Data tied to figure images
┄┄┄┄┄┄┄┄┄┄
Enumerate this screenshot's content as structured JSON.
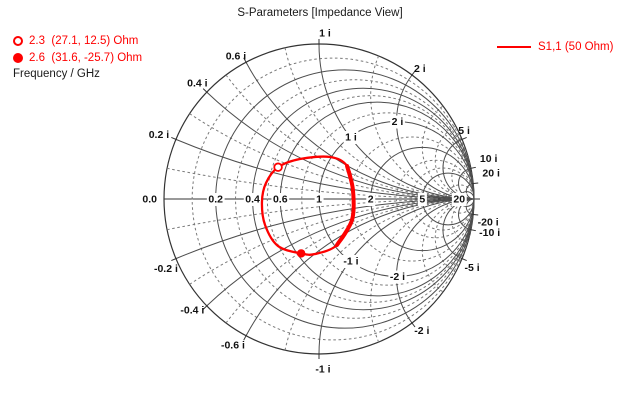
{
  "title": "S-Parameters [Impedance View]",
  "marker_legend": {
    "rows": [
      {
        "marker": "open-circle",
        "freq_ghz": 2.3,
        "label": "2.3  (27.1, 12.5) Ohm"
      },
      {
        "marker": "filled-circle",
        "freq_ghz": 2.6,
        "label": "2.6  (31.6, -25.7) Ohm"
      }
    ],
    "axis_label": "Frequency / GHz"
  },
  "series_legend": {
    "label": "S1,1 (50 Ohm)",
    "color": "#fe0000"
  },
  "colors": {
    "trace": "#fe0000",
    "grid_solid": "#4d4d4d",
    "grid_dashed": "#7a7a7a",
    "outline": "#333333",
    "text": "#111111"
  },
  "chart_data": {
    "type": "line",
    "subtype": "smith-chart-impedance",
    "title": "S-Parameters [Impedance View]",
    "normalization_ohm": 50,
    "frequency_unit": "GHz",
    "grid": {
      "resistance_solid": [
        0.2,
        0.4,
        0.6,
        1,
        2,
        5,
        20
      ],
      "resistance_dashed": [
        0.1,
        0.3,
        0.5,
        0.8,
        1.5,
        3,
        4,
        10
      ],
      "reactance_solid": [
        0.2,
        -0.2,
        0.4,
        -0.4,
        0.6,
        -0.6,
        1,
        -1,
        2,
        -2,
        5,
        -5,
        10,
        -10,
        20,
        -20
      ],
      "reactance_dashed": [
        0.1,
        -0.1,
        0.3,
        -0.3,
        0.5,
        -0.5,
        0.8,
        -0.8,
        1.5,
        -1.5,
        3,
        -3,
        4,
        -4,
        7,
        -7
      ]
    },
    "axis_labels": [
      {
        "r": 0,
        "text": "0.0"
      },
      {
        "r": 0.2,
        "text": "0.2"
      },
      {
        "r": 0.4,
        "text": "0.4"
      },
      {
        "r": 0.6,
        "text": "0.6"
      },
      {
        "r": 1,
        "text": "1"
      },
      {
        "r": 2,
        "text": "2"
      },
      {
        "r": 5,
        "text": "5"
      },
      {
        "r": 20,
        "text": "20"
      }
    ],
    "rim_labels": [
      {
        "x": 0.2,
        "text": "0.2 i"
      },
      {
        "x": -0.2,
        "text": "-0.2 i"
      },
      {
        "x": 0.4,
        "text": "0.4 i"
      },
      {
        "x": -0.4,
        "text": "-0.4 i"
      },
      {
        "x": 0.6,
        "text": "0.6 i"
      },
      {
        "x": -0.6,
        "text": "-0.6 i"
      },
      {
        "x": 1,
        "text": "1 i"
      },
      {
        "x": -1,
        "text": "-1 i"
      },
      {
        "x": 2,
        "text": "2 i"
      },
      {
        "x": -2,
        "text": "-2 i"
      },
      {
        "x": 5,
        "text": "5 i"
      },
      {
        "x": -5,
        "text": "-5 i"
      },
      {
        "x": 10,
        "text": "10 i"
      },
      {
        "x": -10,
        "text": "-10 i"
      },
      {
        "x": 20,
        "text": "20 i"
      },
      {
        "x": -20,
        "text": "-20 i"
      }
    ],
    "interior_labels": [
      {
        "x": 1,
        "text": "1 i"
      },
      {
        "x": -1,
        "text": "-1 i"
      },
      {
        "x": 2,
        "text": "2 i"
      },
      {
        "x": -2,
        "text": "-2 i"
      }
    ],
    "series": [
      {
        "name": "S1,1 (50 Ohm)",
        "color": "#fe0000",
        "trace_gamma": [
          [
            -0.264,
            0.205
          ],
          [
            -0.123,
            0.258
          ],
          [
            0.071,
            0.271
          ],
          [
            0.181,
            0.213
          ],
          [
            0.219,
            0.058
          ],
          [
            0.213,
            -0.135
          ],
          [
            0.116,
            -0.297
          ],
          [
            -0.026,
            -0.355
          ],
          [
            -0.115,
            -0.351
          ],
          [
            -0.265,
            -0.303
          ],
          [
            -0.348,
            -0.168
          ],
          [
            -0.368,
            -0.019
          ],
          [
            -0.342,
            0.103
          ]
        ],
        "overlap_segment_indices": [
          3,
          4,
          5,
          6
        ],
        "markers": [
          {
            "style": "open",
            "freq_ghz": 2.3,
            "impedance_ohm": [
              27.1,
              12.5
            ],
            "gamma": [
              -0.264,
              0.205
            ]
          },
          {
            "style": "filled",
            "freq_ghz": 2.6,
            "impedance_ohm": [
              31.6,
              -25.7
            ],
            "gamma": [
              -0.115,
              -0.351
            ]
          }
        ]
      }
    ]
  }
}
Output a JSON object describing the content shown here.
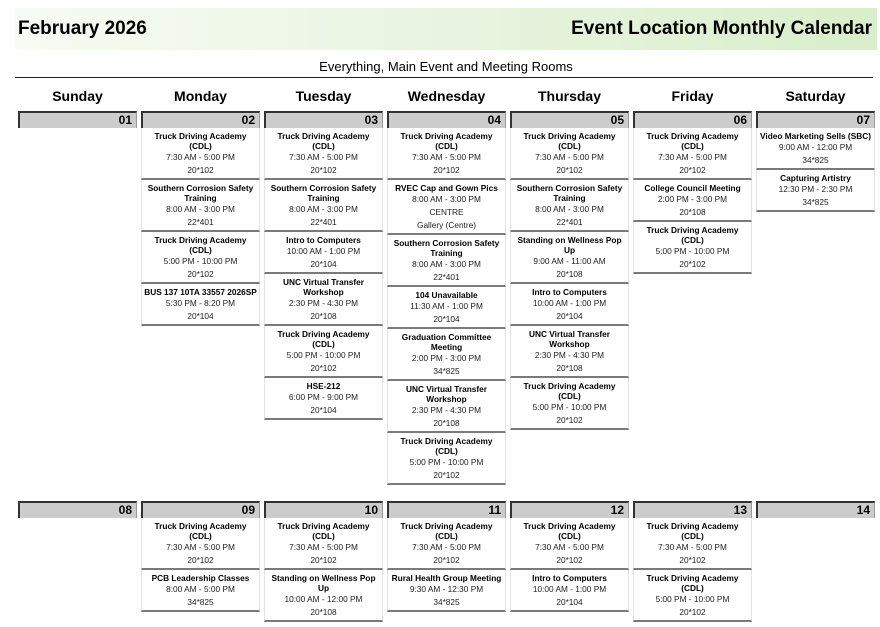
{
  "header": {
    "month": "February 2026",
    "title": "Event Location Monthly Calendar",
    "subtitle": "Everything, Main Event and Meeting Rooms"
  },
  "weekdays": [
    "Sunday",
    "Monday",
    "Tuesday",
    "Wednesday",
    "Thursday",
    "Friday",
    "Saturday"
  ],
  "weeks": [
    [
      {
        "day": "01",
        "events": []
      },
      {
        "day": "02",
        "events": [
          {
            "title": "Truck Driving Academy (CDL)",
            "lines": [
              "7:30 AM - 5:00 PM",
              "20*102"
            ]
          },
          {
            "title": "Southern Corrosion Safety Training",
            "lines": [
              "8:00 AM - 3:00 PM",
              "22*401"
            ]
          },
          {
            "title": "Truck Driving Academy (CDL)",
            "lines": [
              "5:00 PM - 10:00 PM",
              "20*102"
            ]
          },
          {
            "title": "BUS 137 10TA 33557 2026SP",
            "lines": [
              "5:30 PM - 8:20 PM",
              "20*104"
            ]
          }
        ]
      },
      {
        "day": "03",
        "events": [
          {
            "title": "Truck Driving Academy (CDL)",
            "lines": [
              "7:30 AM - 5:00 PM",
              "20*102"
            ]
          },
          {
            "title": "Southern Corrosion Safety Training",
            "lines": [
              "8:00 AM - 3:00 PM",
              "22*401"
            ]
          },
          {
            "title": "Intro to Computers",
            "lines": [
              "10:00 AM - 1:00 PM",
              "20*104"
            ]
          },
          {
            "title": "UNC Virtual Transfer Workshop",
            "lines": [
              "2:30 PM - 4:30 PM",
              "20*108"
            ]
          },
          {
            "title": "Truck Driving Academy (CDL)",
            "lines": [
              "5:00 PM - 10:00 PM",
              "20*102"
            ]
          },
          {
            "title": "HSE-212",
            "lines": [
              "6:00 PM - 9:00 PM",
              "20*104"
            ]
          }
        ]
      },
      {
        "day": "04",
        "events": [
          {
            "title": "Truck Driving Academy (CDL)",
            "lines": [
              "7:30 AM - 5:00 PM",
              "20*102"
            ]
          },
          {
            "title": "RVEC Cap and Gown Pics",
            "lines": [
              "8:00 AM - 3:00 PM",
              "CENTRE",
              "Gallery (Centre)"
            ]
          },
          {
            "title": "Southern Corrosion Safety Training",
            "lines": [
              "8:00 AM - 3:00 PM",
              "22*401"
            ]
          },
          {
            "title": "104 Unavailable",
            "lines": [
              "11:30 AM - 1:00 PM",
              "20*104"
            ]
          },
          {
            "title": "Graduation Committee Meeting",
            "lines": [
              "2:00 PM - 3:00 PM",
              "34*825"
            ]
          },
          {
            "title": "UNC Virtual Transfer Workshop",
            "lines": [
              "2:30 PM - 4:30 PM",
              "20*108"
            ]
          },
          {
            "title": "Truck Driving Academy (CDL)",
            "lines": [
              "5:00 PM - 10:00 PM",
              "20*102"
            ]
          }
        ]
      },
      {
        "day": "05",
        "events": [
          {
            "title": "Truck Driving Academy (CDL)",
            "lines": [
              "7:30 AM - 5:00 PM",
              "20*102"
            ]
          },
          {
            "title": "Southern Corrosion Safety Training",
            "lines": [
              "8:00 AM - 3:00 PM",
              "22*401"
            ]
          },
          {
            "title": "Standing on Wellness Pop Up",
            "lines": [
              "9:00 AM - 11:00 AM",
              "20*108"
            ]
          },
          {
            "title": "Intro to Computers",
            "lines": [
              "10:00 AM - 1:00 PM",
              "20*104"
            ]
          },
          {
            "title": "UNC Virtual Transfer Workshop",
            "lines": [
              "2:30 PM - 4:30 PM",
              "20*108"
            ]
          },
          {
            "title": "Truck Driving Academy (CDL)",
            "lines": [
              "5:00 PM - 10:00 PM",
              "20*102"
            ]
          }
        ]
      },
      {
        "day": "06",
        "events": [
          {
            "title": "Truck Driving Academy (CDL)",
            "lines": [
              "7:30 AM - 5:00 PM",
              "20*102"
            ]
          },
          {
            "title": "College Council Meeting",
            "lines": [
              "2:00 PM - 3:00 PM",
              "20*108"
            ]
          },
          {
            "title": "Truck Driving Academy (CDL)",
            "lines": [
              "5:00 PM - 10:00 PM",
              "20*102"
            ]
          }
        ]
      },
      {
        "day": "07",
        "events": [
          {
            "title": "Video Marketing Sells (SBC)",
            "lines": [
              "9:00 AM - 12:00 PM",
              "34*825"
            ]
          },
          {
            "title": "Capturing Artistry",
            "lines": [
              "12:30 PM - 2:30 PM",
              "34*825"
            ]
          }
        ]
      }
    ],
    [
      {
        "day": "08",
        "events": []
      },
      {
        "day": "09",
        "events": [
          {
            "title": "Truck Driving Academy (CDL)",
            "lines": [
              "7:30 AM - 5:00 PM",
              "20*102"
            ]
          },
          {
            "title": "PCB Leadership Classes",
            "lines": [
              "8:00 AM - 5:00 PM",
              "34*825"
            ]
          }
        ]
      },
      {
        "day": "10",
        "events": [
          {
            "title": "Truck Driving Academy (CDL)",
            "lines": [
              "7:30 AM - 5:00 PM",
              "20*102"
            ]
          },
          {
            "title": "Standing on Wellness Pop Up",
            "lines": [
              "10:00 AM - 12:00 PM",
              "20*108"
            ]
          }
        ]
      },
      {
        "day": "11",
        "events": [
          {
            "title": "Truck Driving Academy (CDL)",
            "lines": [
              "7:30 AM - 5:00 PM",
              "20*102"
            ]
          },
          {
            "title": "Rural Health Group Meeting",
            "lines": [
              "9:30 AM - 12:30 PM",
              "34*825"
            ]
          }
        ]
      },
      {
        "day": "12",
        "events": [
          {
            "title": "Truck Driving Academy (CDL)",
            "lines": [
              "7:30 AM - 5:00 PM",
              "20*102"
            ]
          },
          {
            "title": "Intro to Computers",
            "lines": [
              "10:00 AM - 1:00 PM",
              "20*104"
            ]
          }
        ]
      },
      {
        "day": "13",
        "events": [
          {
            "title": "Truck Driving Academy (CDL)",
            "lines": [
              "7:30 AM - 5:00 PM",
              "20*102"
            ]
          },
          {
            "title": "Truck Driving Academy (CDL)",
            "lines": [
              "5:00 PM - 10:00 PM",
              "20*102"
            ]
          }
        ]
      },
      {
        "day": "14",
        "events": []
      }
    ]
  ]
}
┄┄┄┄┄┄┄┄┄┄
▸ Exercise instructions:
Examine the records and report how many lines contain the string "Parameters". Only the number should be given.

▸ Written solution:
2